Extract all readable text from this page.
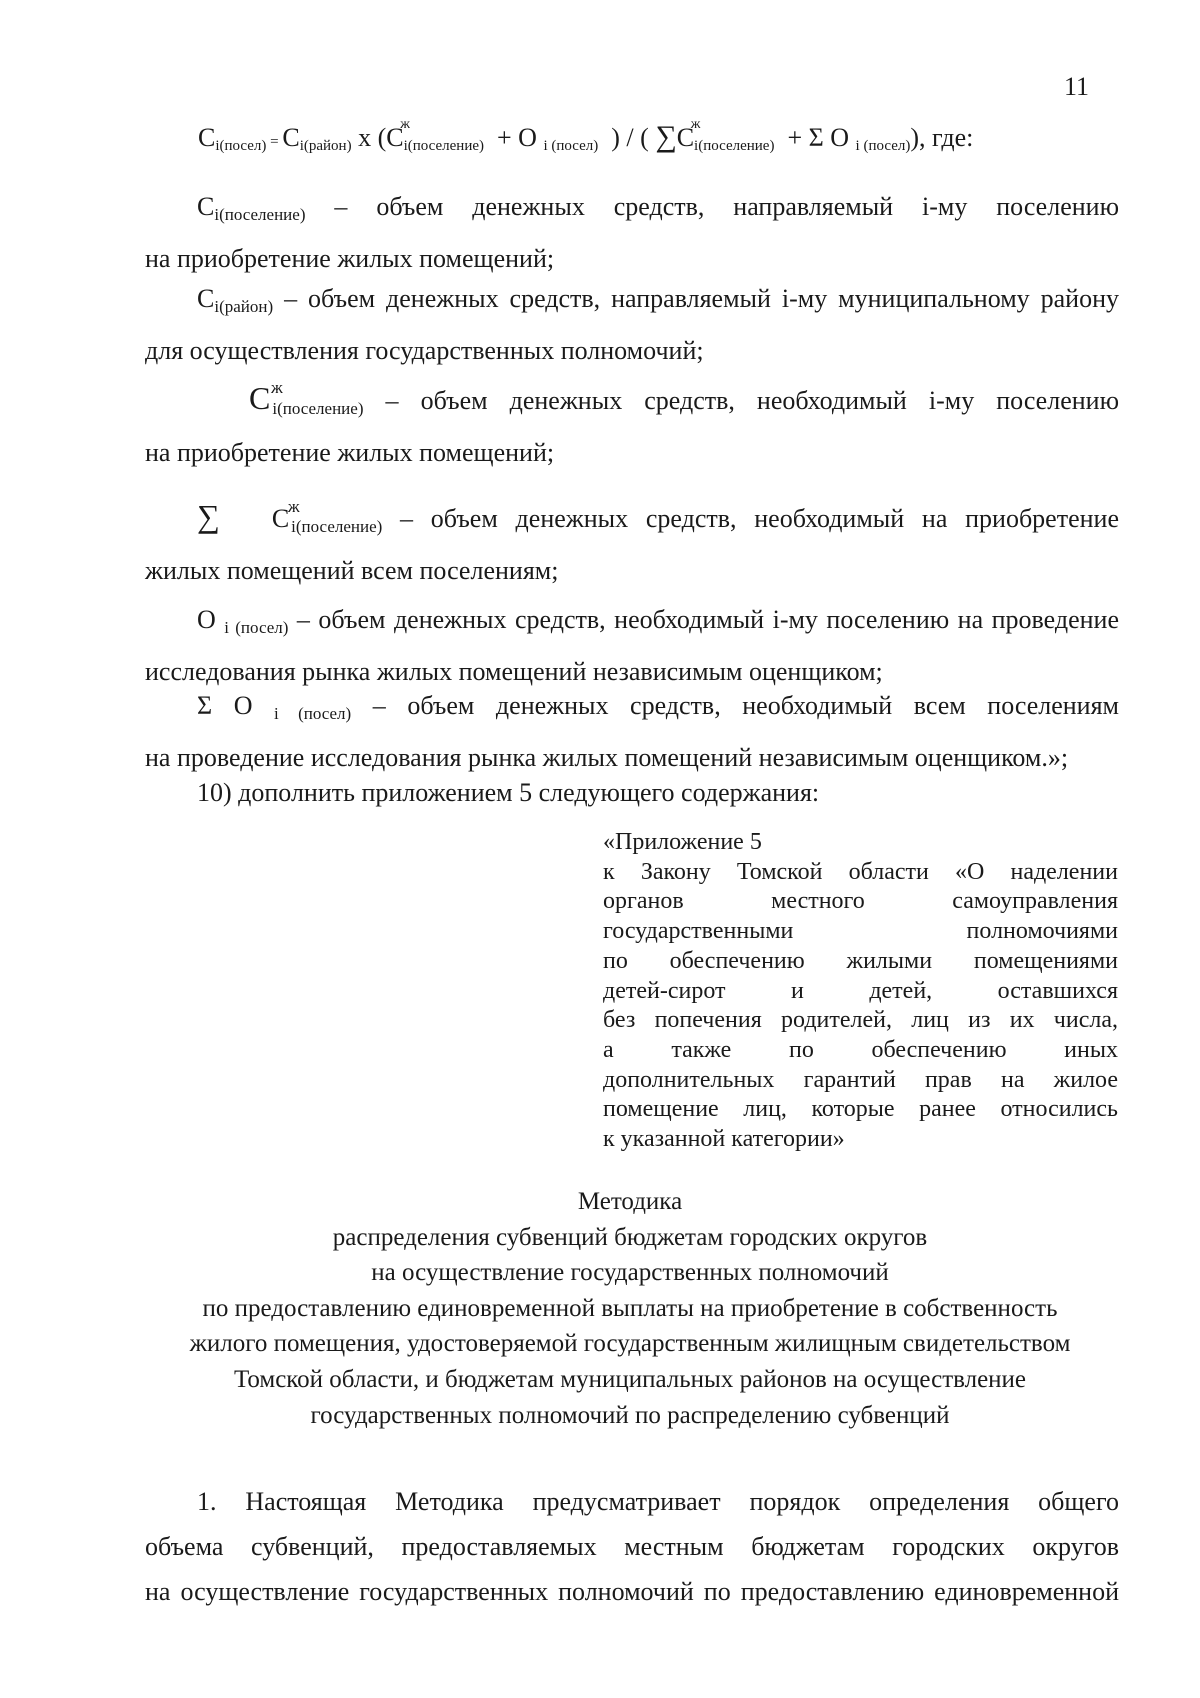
11
$C_{i(посел)} = C_{i(район)}$ х (C
ж
$_{i(поселение)}$ + O $_{i (посел)}$  ) / ( ∑C
ж
$_{i(поселение)}$ + Σ O $_{i (посел)}$), где:
$C_{i(поселение)}$ – объем денежных средств, направляемый i-му поселению
на приобретение жилых помещений;
$C_{i(район)}$ – объем денежных средств, направляемый i-му муниципальному району
для осуществления государственных полномочий;
C ж
$_{i(поселение)}$ – объем денежных средств, необходимый i-му поселению
на приобретение жилых помещений;
∑ C
ж
$_{i(поселение)}$ – объем денежных средств, необходимый на приобретение
жилых помещений всем поселениям;
O $_{i (посел)}$ – объем денежных средств, необходимый i-му поселению на проведение
исследования рынка жилых помещений независимым оценщиком;
Σ O $_{i (посел)}$ – объем денежных средств, необходимый всем поселениям
на проведение исследования рынка жилых помещений независимым оценщиком.»;
10) дополнить приложением 5 следующего содержания:
«Приложение 5
к Закону Томской области «О наделении
органов местного самоуправления
государственными полномочиями
по обеспечению жилыми помещениями
детей-сирот и детей, оставшихся
без попечения родителей, лиц из их числа,
а также по обеспечению иных
дополнительных гарантий прав на жилое
помещение лиц, которые ранее относились
к указанной категории»
Методика
распределения субвенций бюджетам городских округов
на осуществление государственных полномочий
по предоставлению единовременной выплаты на приобретение в собственность
жилого помещения, удостоверяемой государственным жилищным свидетельством
Томской области, и бюджетам муниципальных районов на осуществление
государственных полномочий по распределению субвенций
1. Настоящая Методика предусматривает порядок определения общего
объема субвенций, предоставляемых местным бюджетам городских округов
на осуществление государственных полномочий по предоставлению единовременной
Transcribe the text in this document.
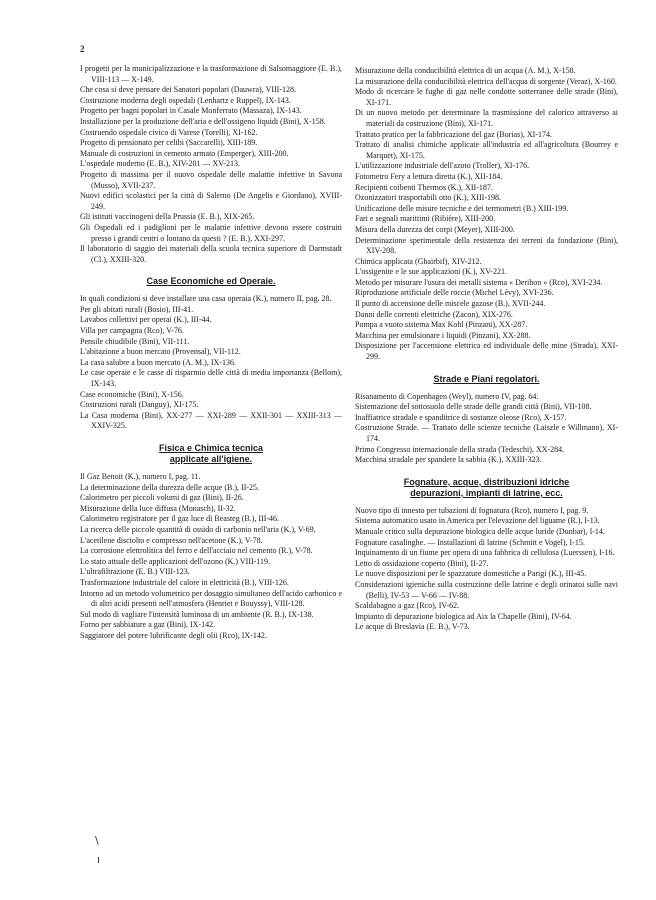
2

I progetti per la municipalizzazione e la trasformazione di Salsomaggiore (E. B.), VIII-113 — X-149.

Che cosa si deve pensare dei Sanatori popolari (Dauwra), VIII-128.

Costruzione moderna degli ospedali (Lenhartz e Ruppel), IX-143.

Progetto per bagni popolari in Casale Monferrato (Massaza), IX-143.

Installazione per la produzione dell'aria e dell'ossigeno liquidi (Bini), X-158.

Costruendo ospedale civico di Varese (Torelli), XI-162.

Progetto di pensionato per celibi (Saccarelli), XIII-189.

Manuale di costruzioni in cemento armato (Emperger), XIII-200.

L'ospedale moderno (E. B.), XIV-201 — XV-213.

Progetto di massima per il nuovo ospedale delle malattie infettive in Savona (Musso), XVII-237.

Nuovi edifici scolastici per la città di Salerno (De Angelis e Giordano), XVIII-249.

Gli istituti vaccinogeni della Prussia (E. B.), XIX-265.

Gli Ospedali ed i padiglioni per le malattie infettive devono essere costruiti presso i grandi centri o lontano da questi ? (E. B.), XXI-297.

Il laboratorio di saggio dei materiali della scuola tecnica superiore di Darmstadt (Cl.), XXIII-320.

Case Economiche ed Operaie.

In quali condizioni si deve installare una casa operaia (K.), numero II, pag. 28.

Per gli abitati rurali (Bosio), III-41.

Lavabos collettivi per operai (K.), III-44.

Villa per campagna (Rco), V-76.

Pensile chiudibile (Bini), VII-111.

L'abitazione a buon mercato (Provensal), VII-112.

La casa salubre a buon mercato (A. M.), IX-136.

Le case operaie e le casse di risparmio delle città di media importanza (Bellom), IX-143.

Case economiche (Bini), X-156.

Costruzioni rurali (Danguy), XI-175.

La Casa moderna (Bini), XX-277 — XXI-289 — XXII-301 — XXIII-313 — XXIV-325.

Fisica e Chimica tecnica
applicate all'igiene.

Il Gaz Benoit (K.), numero I, pag. 11.

La determinazione della durezza delle acque (B.), II-25.

Calorimetro per piccoli volumi di gaz (Bini), II-26.

Misurazione della luce diffusa (Monasch), II-32.

Calorimetro registratore per il gaz luce di Beasteg (B.), III-46.

La ricerca delle piccole quantità di ossido di carbonio nell'aria (K.), V-69.

L'acetilene disciolto e compresso nell'acetone (K.), V-78.

La corrosione elettrolitica del ferro e dell'acciaio nel cemento (R.), V-78.

Lo stato attuale delle applicazioni dell'ozono (K.) VIII-119.

L'ultrafiltrazione (E. B.) VIII-123.

Trasformazione industriale del calore in elettricità (B.), VIII-126.

Intorno ad un metodo volumetrico per dosaggio simultaneo dell'acido carbonico e di altri acidi presenti nell'atmosfera (Henriet e Bouyssy), VIII-128.

Sul modo di vagliare l'intensità luminosa di un ambiente (R. B.), IX-138.

Forno per sabbiature a gaz (Bini), IX-142.

Saggiatore del potere lubrificante degli olii (Rco), IX-142.

Misurazione della conducibilità elettrica di un acqua (A. M.), X-158.

La misurazione della conducibilità elettrica dell'acqua di sorgente (Veraz), X-160.

Modo di ricercare le fughe di gaz nelle condotte sotterranee delle strade (Bini), XI-171.

Di un nuovo metodo per determinare la trasmissione del calorico attraverso ai materiali da costruzione (Bini), XI-171.

Trattato pratico per la fabbricazione del gaz (Borias), XI-174.

Trattato di analisi chimiche applicate all'industria ed all'agricoltura (Bourrey e Marquet), XI-175.

L'utilizzazione industriale dell'azoto (Troller), XI-176.

Fotometro Fery a lettura diretta (K.), XII-184.

Recipienti coibenti Thermos (K.), XII-187.

Ozonizzatori trasportabili otto (K.), XIII-198.

Unificazione delle misure tecniche e dei termometri (B.) XIII-199.

Fari e segnali marittimi (Ribière), XIII-200.

Misura della durezza dei corpi (Meyer), XIII-200.

Determinazione sperimentale della resistenza dei terreni da fondazione (Bini), XIV-208.

Chimica applicata (Ghairbif), XIV-212.

L'ossigenite e le sue applicazioni (K.), XV-221.

Metodo per misurare l'usura dei metalli sistema « Derihon » (Rco), XVI-234.

Riproduzione artificiale delle roccie (Michel Lévy), XVI-236.

Il punto di accensione delle miscele gazose (B.), XVII-244.

Danni delle correnti elettriche (Zacon), XIX-276.

Pompa a vuoto sistema Max Kohl (Pinzani), XX-287.

Macchina per emulsionare i liquidi (Pinzani), XX-288.

Disposizione per l'accensione elettrica ed individuale delle mine (Strada), XXI-299.

Strade e Piani regolatori.

Risanamento di Copenhagen (Weyl), numero IV, pag. 64.

Sistemazione del sottosuolo delle strade delle grandi città (Bini), VII-108.

Inaffiatrice stradale e spanditrice di sostanze oleose (Rco), X-157.

Costruzione Strade. — Trattato delle scienze tecniche (Laiszle e Willmann), XI-174.

Primo Congresso internazionale della strada (Tedeschi), XX-284.

Macchina stradale per spandere la sabbia (K.), XXIII-323.

Fognature, acque, distribuzioni idriche
depurazioni, impianti di latrine, ecc.

Nuovo tipo di innesto per tubazioni di fognatura (Rco), numero I, pag. 9.

Sistema automatico usato in America per l'elevazione del liguame (R.), I-13.

Manuale critico sulla depurazione biologica delle acque luride (Dunbar), I-14.

Fognature casalinghe. — Installazioni di latrine (Schmitt e Vogel), I-15.

Inquinamento di un fiume per opera di una fabbrica di cellulosa (Luerssen), I-16.

Letto di ossidazione coperto (Bini), II-27.

Le nuove disposizioni per le spazzature domestiche a Parigi (K.), III-45.

Considerazioni igieniche sulla costruzione delle latrine e degli orinatoi sulle navi (Belli), IV-53 — V-66 — IV-88.

Scaldabagno a gaz (Rco), IV-62.

Impianto di depurazione biologica ad Aix la Chapelle (Bini), IV-64.

Le acque di Breslavia (E. B.), V-73.

\
ı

▶ _GIVEN INSTRUCTION_
All records must be output exactly as they are, except for the pictures, which are left out.

▶ _ANSWER_
Extract all readable text from this page.
11
$C_{i(посел)} = C_{i(район)}$ х (C
ж
$_{i(поселение)}$ + O $_{i (посел)}$  ) / ( ∑C
ж
$_{i(поселение)}$ + Σ O $_{i (посел)}$), где:
$C_{i(поселение)}$ – объем денежных средств, направляемый i-му поселению
на приобретение жилых помещений;
$C_{i(район)}$ – объем денежных средств, направляемый i-му муниципальному району
для осуществления государственных полномочий;
C ж
$_{i(поселение)}$ – объем денежных средств, необходимый i-му поселению
на приобретение жилых помещений;
∑ C
ж
$_{i(поселение)}$ – объем денежных средств, необходимый на приобретение
жилых помещений всем поселениям;
O $_{i (посел)}$ – объем денежных средств, необходимый i-му поселению на проведение
исследования рынка жилых помещений независимым оценщиком;
Σ O $_{i (посел)}$ – объем денежных средств, необходимый всем поселениям
на проведение исследования рынка жилых помещений независимым оценщиком.»;
10) дополнить приложением 5 следующего содержания:
«Приложение 5
к Закону Томской области «О наделении
органов местного самоуправления
государственными полномочиями
по обеспечению жилыми помещениями
детей-сирот и детей, оставшихся
без попечения родителей, лиц из их числа,
а также по обеспечению иных
дополнительных гарантий прав на жилое
помещение лиц, которые ранее относились
к указанной категории»
Методика
распределения субвенций бюджетам городских округов
на осуществление государственных полномочий
по предоставлению единовременной выплаты на приобретение в собственность
жилого помещения, удостоверяемой государственным жилищным свидетельством
Томской области, и бюджетам муниципальных районов на осуществление
государственных полномочий по распределению субвенций
1. Настоящая Методика предусматривает порядок определения общего
объема субвенций, предоставляемых местным бюджетам городских округов
на осуществление государственных полномочий по предоставлению единовременной
Transcribe the text in this document.
2

I progetti per la municipalizzazione e la trasformazione di Salsomaggiore (E. B.), VIII-113 — X-149.

Che cosa si deve pensare dei Sanatori popolari (Dauwra), VIII-128.

Costruzione moderna degli ospedali (Lenhartz e Ruppel), IX-143.

Progetto per bagni popolari in Casale Monferrato (Massaza), IX-143.

Installazione per la produzione dell'aria e dell'ossigeno liquidi (Bini), X-158.

Costruendo ospedale civico di Varese (Torelli), XI-162.

Progetto di pensionato per celibi (Saccarelli), XIII-189.

Manuale di costruzioni in cemento armato (Emperger), XIII-200.

L'ospedale moderno (E. B.), XIV-201 — XV-213.

Progetto di massima per il nuovo ospedale delle malattie infettive in Savona (Musso), XVII-237.

Nuovi edifici scolastici per la città di Salerno (De Angelis e Giordano), XVIII-249.

Gli istituti vaccinogeni della Prussia (E. B.), XIX-265.

Gli Ospedali ed i padiglioni per le malattie infettive devono essere costruiti presso i grandi centri o lontano da questi ? (E. B.), XXI-297.

Il laboratorio di saggio dei materiali della scuola tecnica superiore di Darmstadt (Cl.), XXIII-320.

Case Economiche ed Operaie.

In quali condizioni si deve installare una casa operaia (K.), numero II, pag. 28.

Per gli abitati rurali (Bosio), III-41.

Lavabos collettivi per operai (K.), III-44.

Villa per campagna (Rco), V-76.

Pensile chiudibile (Bini), VII-111.

L'abitazione a buon mercato (Provensal), VII-112.

La casa salubre a buon mercato (A. M.), IX-136.

Le case operaie e le casse di risparmio delle città di media importanza (Bellom), IX-143.

Case economiche (Bini), X-156.

Costruzioni rurali (Danguy), XI-175.

La Casa moderna (Bini), XX-277 — XXI-289 — XXII-301 — XXIII-313 — XXIV-325.

Fisica e Chimica tecnica
applicate all'igiene.

Il Gaz Benoit (K.), numero I, pag. 11.

La determinazione della durezza delle acque (B.), II-25.

Calorimetro per piccoli volumi di gaz (Bini), II-26.

Misurazione della luce diffusa (Monasch), II-32.

Calorimetro registratore per il gaz luce di Beasteg (B.), III-46.

La ricerca delle piccole quantità di ossido di carbonio nell'aria (K.), V-69.

L'acetilene disciolto e compresso nell'acetone (K.), V-78.

La corrosione elettrolitica del ferro e dell'acciaio nel cemento (R.), V-78.

Lo stato attuale delle applicazioni dell'ozono (K.) VIII-119.

L'ultrafiltrazione (E. B.) VIII-123.

Trasformazione industriale del calore in elettricità (B.), VIII-126.

Intorno ad un metodo volumetrico per dosaggio simultaneo dell'acido carbonico e di altri acidi presenti nell'atmosfera (Henriet e Bouyssy), VIII-128.

Sul modo di vagliare l'intensità luminosa di un ambiente (R. B.), IX-138.

Forno per sabbiature a gaz (Bini), IX-142.

Saggiatore del potere lubrificante degli olii (Rco), IX-142.

Misurazione della conducibilità elettrica di un acqua (A. M.), X-158.

La misurazione della conducibilità elettrica dell'acqua di sorgente (Veraz), X-160.

Modo di ricercare le fughe di gaz nelle condotte sotterranee delle strade (Bini), XI-171.

Di un nuovo metodo per determinare la trasmissione del calorico attraverso ai materiali da costruzione (Bini), XI-171.

Trattato pratico per la fabbricazione del gaz (Borias), XI-174.

Trattato di analisi chimiche applicate all'industria ed all'agricoltura (Bourrey e Marquet), XI-175.

L'utilizzazione industriale dell'azoto (Troller), XI-176.

Fotometro Fery a lettura diretta (K.), XII-184.

Recipienti coibenti Thermos (K.), XII-187.

Ozonizzatori trasportabili otto (K.), XIII-198.

Unificazione delle misure tecniche e dei termometri (B.) XIII-199.

Fari e segnali marittimi (Ribière), XIII-200.

Misura della durezza dei corpi (Meyer), XIII-200.

Determinazione sperimentale della resistenza dei terreni da fondazione (Bini), XIV-208.

Chimica applicata (Ghairbif), XIV-212.

L'ossigenite e le sue applicazioni (K.), XV-221.

Metodo per misurare l'usura dei metalli sistema « Derihon » (Rco), XVI-234.

Riproduzione artificiale delle roccie (Michel Lévy), XVI-236.

Il punto di accensione delle miscele gazose (B.), XVII-244.

Danni delle correnti elettriche (Zacon), XIX-276.

Pompa a vuoto sistema Max Kohl (Pinzani), XX-287.

Macchina per emulsionare i liquidi (Pinzani), XX-288.

Disposizione per l'accensione elettrica ed individuale delle mine (Strada), XXI-299.

Strade e Piani regolatori.

Risanamento di Copenhagen (Weyl), numero IV, pag. 64.

Sistemazione del sottosuolo delle strade delle grandi città (Bini), VII-108.

Inaffiatrice stradale e spanditrice di sostanze oleose (Rco), X-157.

Costruzione Strade. — Trattato delle scienze tecniche (Laiszle e Willmann), XI-174.

Primo Congresso internazionale della strada (Tedeschi), XX-284.

Macchina stradale per spandere la sabbia (K.), XXIII-323.

Fognature, acque, distribuzioni idriche
depurazioni, impianti di latrine, ecc.

Nuovo tipo di innesto per tubazioni di fognatura (Rco), numero I, pag. 9.

Sistema automatico usato in America per l'elevazione del liguame (R.), I-13.

Manuale critico sulla depurazione biologica delle acque luride (Dunbar), I-14.

Fognature casalinghe. — Installazioni di latrine (Schmitt e Vogel), I-15.

Inquinamento di un fiume per opera di una fabbrica di cellulosa (Luerssen), I-16.

Letto di ossidazione coperto (Bini), II-27.

Le nuove disposizioni per le spazzature domestiche a Parigi (K.), III-45.

Considerazioni igieniche sulla costruzione delle latrine e degli orinatoi sulle navi (Belli), IV-53 — V-66 — IV-88.

Scaldabagno a gaz (Rco), IV-62.

Impianto di depurazione biologica ad Aix la Chapelle (Bini), IV-64.

Le acque di Breslavia (E. B.), V-73.

\
ı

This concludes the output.